* [Description of the task]
Please print the full listing exactly.

Dataset items
______
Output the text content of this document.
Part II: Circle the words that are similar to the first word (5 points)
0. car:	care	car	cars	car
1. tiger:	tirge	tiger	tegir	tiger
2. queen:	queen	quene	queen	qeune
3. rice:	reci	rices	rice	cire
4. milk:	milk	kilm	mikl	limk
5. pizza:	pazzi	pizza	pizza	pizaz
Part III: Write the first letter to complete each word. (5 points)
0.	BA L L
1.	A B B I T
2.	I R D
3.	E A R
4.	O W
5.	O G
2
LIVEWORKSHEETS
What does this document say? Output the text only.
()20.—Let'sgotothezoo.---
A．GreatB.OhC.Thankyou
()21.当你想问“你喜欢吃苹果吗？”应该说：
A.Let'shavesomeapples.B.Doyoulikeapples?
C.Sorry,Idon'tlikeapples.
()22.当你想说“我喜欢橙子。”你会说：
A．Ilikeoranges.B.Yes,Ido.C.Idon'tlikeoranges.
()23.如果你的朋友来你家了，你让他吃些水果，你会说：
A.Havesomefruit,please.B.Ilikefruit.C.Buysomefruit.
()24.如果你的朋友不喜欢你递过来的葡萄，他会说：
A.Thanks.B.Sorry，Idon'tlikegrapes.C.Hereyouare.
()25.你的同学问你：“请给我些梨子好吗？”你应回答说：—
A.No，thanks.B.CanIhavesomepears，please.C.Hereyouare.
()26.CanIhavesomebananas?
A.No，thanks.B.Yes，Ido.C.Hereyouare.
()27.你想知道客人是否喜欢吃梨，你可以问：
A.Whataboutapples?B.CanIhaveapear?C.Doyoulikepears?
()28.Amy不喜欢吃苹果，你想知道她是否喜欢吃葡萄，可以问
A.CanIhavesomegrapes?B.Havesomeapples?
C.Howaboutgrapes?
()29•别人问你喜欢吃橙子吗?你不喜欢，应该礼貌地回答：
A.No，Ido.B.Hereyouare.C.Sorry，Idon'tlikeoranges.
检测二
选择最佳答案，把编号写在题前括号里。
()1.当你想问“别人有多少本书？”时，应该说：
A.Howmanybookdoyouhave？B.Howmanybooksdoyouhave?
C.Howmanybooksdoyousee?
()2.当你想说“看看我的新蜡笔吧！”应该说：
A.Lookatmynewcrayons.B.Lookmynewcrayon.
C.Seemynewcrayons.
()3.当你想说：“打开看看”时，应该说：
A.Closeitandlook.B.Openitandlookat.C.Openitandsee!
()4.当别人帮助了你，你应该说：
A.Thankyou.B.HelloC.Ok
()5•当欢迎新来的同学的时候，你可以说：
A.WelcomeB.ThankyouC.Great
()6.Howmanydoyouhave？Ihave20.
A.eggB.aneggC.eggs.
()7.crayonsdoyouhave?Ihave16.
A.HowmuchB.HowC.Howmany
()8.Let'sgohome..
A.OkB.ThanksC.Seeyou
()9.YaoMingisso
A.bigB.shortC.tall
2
______
* [Full output]
Output the text content of this document.
Part II: Circle the words that are similar to the first word (5 points)
0. car:	care	car	cars	car
1. tiger:	tirge	tiger	tegir	tiger
2. queen:	queen	quene	queen	qeune
3. rice:	reci	rices	rice	cire
4. milk:	milk	kilm	mikl	limk
5. pizza:	pazzi	pizza	pizza	pizaz
Part III: Write the first letter to complete each word. (5 points)
0.	BA L L
1.	A B B I T
2.	I R D
3.	E A R
4.	O W
5.	O G
2
LIVEWORKSHEETS
What does this document say? Output the text only.
()20.—Let'sgotothezoo.---
A．GreatB.OhC.Thankyou
()21.当你想问“你喜欢吃苹果吗？”应该说：
A.Let'shavesomeapples.B.Doyoulikeapples?
C.Sorry,Idon'tlikeapples.
()22.当你想说“我喜欢橙子。”你会说：
A．Ilikeoranges.B.Yes,Ido.C.Idon'tlikeoranges.
()23.如果你的朋友来你家了，你让他吃些水果，你会说：
A.Havesomefruit,please.B.Ilikefruit.C.Buysomefruit.
()24.如果你的朋友不喜欢你递过来的葡萄，他会说：
A.Thanks.B.Sorry，Idon'tlikegrapes.C.Hereyouare.
()25.你的同学问你：“请给我些梨子好吗？”你应回答说：—
A.No，thanks.B.CanIhavesomepears，please.C.Hereyouare.
()26.CanIhavesomebananas?
A.No，thanks.B.Yes，Ido.C.Hereyouare.
()27.你想知道客人是否喜欢吃梨，你可以问：
A.Whataboutapples?B.CanIhaveapear?C.Doyoulikepears?
()28.Amy不喜欢吃苹果，你想知道她是否喜欢吃葡萄，可以问
A.CanIhavesomegrapes?B.Havesomeapples?
C.Howaboutgrapes?
()29•别人问你喜欢吃橙子吗?你不喜欢，应该礼貌地回答：
A.No，Ido.B.Hereyouare.C.Sorry，Idon'tlikeoranges.
检测二
选择最佳答案，把编号写在题前括号里。
()1.当你想问“别人有多少本书？”时，应该说：
A.Howmanybookdoyouhave？B.Howmanybooksdoyouhave?
C.Howmanybooksdoyousee?
()2.当你想说“看看我的新蜡笔吧！”应该说：
A.Lookatmynewcrayons.B.Lookmynewcrayon.
C.Seemynewcrayons.
()3.当你想说：“打开看看”时，应该说：
A.Closeitandlook.B.Openitandlookat.C.Openitandsee!
()4.当别人帮助了你，你应该说：
A.Thankyou.B.HelloC.Ok
()5•当欢迎新来的同学的时候，你可以说：
A.WelcomeB.ThankyouC.Great
()6.Howmanydoyouhave？Ihave20.
A.eggB.aneggC.eggs.
()7.crayonsdoyouhave?Ihave16.
A.HowmuchB.HowC.Howmany
()8.Let'sgohome..
A.OkB.ThanksC.Seeyou
()9.YaoMingisso
A.bigB.shortC.tall
2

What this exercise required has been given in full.